## Exercise:
List each line of the data that holds the string "temperatura".

[Stored items]
* START *

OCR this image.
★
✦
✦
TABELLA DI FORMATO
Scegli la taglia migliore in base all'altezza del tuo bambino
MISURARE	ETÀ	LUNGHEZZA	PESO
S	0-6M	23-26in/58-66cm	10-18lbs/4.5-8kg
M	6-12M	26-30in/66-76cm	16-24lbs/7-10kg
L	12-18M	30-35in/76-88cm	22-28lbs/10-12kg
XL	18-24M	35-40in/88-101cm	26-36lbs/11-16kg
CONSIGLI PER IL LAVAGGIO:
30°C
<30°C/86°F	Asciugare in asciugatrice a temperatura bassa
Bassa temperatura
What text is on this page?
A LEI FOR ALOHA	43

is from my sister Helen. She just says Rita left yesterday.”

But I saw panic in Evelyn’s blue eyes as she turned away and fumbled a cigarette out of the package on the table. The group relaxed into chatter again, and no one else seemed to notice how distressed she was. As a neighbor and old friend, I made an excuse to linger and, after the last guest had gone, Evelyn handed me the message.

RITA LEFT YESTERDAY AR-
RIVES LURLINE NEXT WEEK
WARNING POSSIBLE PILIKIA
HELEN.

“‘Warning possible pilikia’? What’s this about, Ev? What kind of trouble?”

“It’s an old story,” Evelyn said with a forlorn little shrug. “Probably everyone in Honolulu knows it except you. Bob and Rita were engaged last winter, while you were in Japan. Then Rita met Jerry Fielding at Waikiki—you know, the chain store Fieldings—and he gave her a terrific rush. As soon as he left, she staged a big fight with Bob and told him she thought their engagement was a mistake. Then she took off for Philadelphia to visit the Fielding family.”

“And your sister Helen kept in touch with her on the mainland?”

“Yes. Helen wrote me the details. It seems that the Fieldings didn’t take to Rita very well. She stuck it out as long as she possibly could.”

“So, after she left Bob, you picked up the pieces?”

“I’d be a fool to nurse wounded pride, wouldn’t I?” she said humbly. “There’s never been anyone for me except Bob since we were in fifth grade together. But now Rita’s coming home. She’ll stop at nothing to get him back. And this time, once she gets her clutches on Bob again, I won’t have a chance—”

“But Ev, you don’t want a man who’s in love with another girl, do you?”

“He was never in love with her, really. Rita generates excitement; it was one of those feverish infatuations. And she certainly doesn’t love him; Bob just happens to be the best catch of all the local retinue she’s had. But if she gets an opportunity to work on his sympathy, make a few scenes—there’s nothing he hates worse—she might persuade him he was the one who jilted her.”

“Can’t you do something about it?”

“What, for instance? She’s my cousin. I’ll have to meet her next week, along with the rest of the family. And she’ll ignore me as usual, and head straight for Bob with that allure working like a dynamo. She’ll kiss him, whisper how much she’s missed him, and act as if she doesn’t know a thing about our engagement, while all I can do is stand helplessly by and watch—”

* END *

## Exercise output:
<30°C/86°F	Asciugare in asciugatrice a temperatura bassa
Bassa temperatura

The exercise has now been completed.